Stored records:
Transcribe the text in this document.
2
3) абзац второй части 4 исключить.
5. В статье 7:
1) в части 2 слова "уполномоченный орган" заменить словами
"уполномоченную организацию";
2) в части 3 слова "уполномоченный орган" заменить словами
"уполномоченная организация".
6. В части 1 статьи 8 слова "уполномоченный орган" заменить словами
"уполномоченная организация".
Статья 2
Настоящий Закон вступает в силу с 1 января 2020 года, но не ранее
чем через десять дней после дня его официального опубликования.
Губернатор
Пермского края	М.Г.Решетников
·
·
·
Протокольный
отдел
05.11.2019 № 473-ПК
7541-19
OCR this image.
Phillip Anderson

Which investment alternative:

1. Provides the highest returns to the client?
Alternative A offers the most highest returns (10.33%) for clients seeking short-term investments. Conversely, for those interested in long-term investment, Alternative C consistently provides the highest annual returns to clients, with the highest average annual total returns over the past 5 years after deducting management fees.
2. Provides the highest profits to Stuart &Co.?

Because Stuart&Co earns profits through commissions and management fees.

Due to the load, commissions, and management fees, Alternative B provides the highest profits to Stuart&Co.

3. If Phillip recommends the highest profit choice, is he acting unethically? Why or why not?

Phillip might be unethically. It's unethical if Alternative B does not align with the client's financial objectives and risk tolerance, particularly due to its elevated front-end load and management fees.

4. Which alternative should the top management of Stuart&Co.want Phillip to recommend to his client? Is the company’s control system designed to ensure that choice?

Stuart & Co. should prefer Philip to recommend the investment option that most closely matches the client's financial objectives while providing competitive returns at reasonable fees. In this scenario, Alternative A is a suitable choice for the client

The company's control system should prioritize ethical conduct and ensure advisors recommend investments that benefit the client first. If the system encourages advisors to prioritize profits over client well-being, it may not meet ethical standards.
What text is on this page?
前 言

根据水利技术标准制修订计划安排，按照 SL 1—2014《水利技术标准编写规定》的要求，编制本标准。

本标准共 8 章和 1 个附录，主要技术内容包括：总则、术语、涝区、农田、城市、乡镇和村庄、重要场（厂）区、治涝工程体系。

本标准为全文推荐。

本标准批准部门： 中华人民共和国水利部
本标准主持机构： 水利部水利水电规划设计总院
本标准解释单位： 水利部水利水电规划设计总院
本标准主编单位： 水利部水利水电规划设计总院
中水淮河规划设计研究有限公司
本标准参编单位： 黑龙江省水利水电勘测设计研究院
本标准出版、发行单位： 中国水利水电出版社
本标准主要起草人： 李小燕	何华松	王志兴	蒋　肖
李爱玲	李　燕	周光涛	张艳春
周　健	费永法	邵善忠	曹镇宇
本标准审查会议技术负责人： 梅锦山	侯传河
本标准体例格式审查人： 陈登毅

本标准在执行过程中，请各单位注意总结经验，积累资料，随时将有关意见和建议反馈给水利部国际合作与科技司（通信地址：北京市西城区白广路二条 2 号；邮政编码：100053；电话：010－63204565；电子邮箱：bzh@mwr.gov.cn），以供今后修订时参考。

* [Exercise]:
Show the lines of the records that contain the word "слова".

* [Task answer]:
1) в части 2 слова "уполномоченный орган" заменить словами
2) в части 3 слова "уполномоченный орган" заменить словами
6. В части 1 статьи 8 слова "уполномоченный орган" заменить словами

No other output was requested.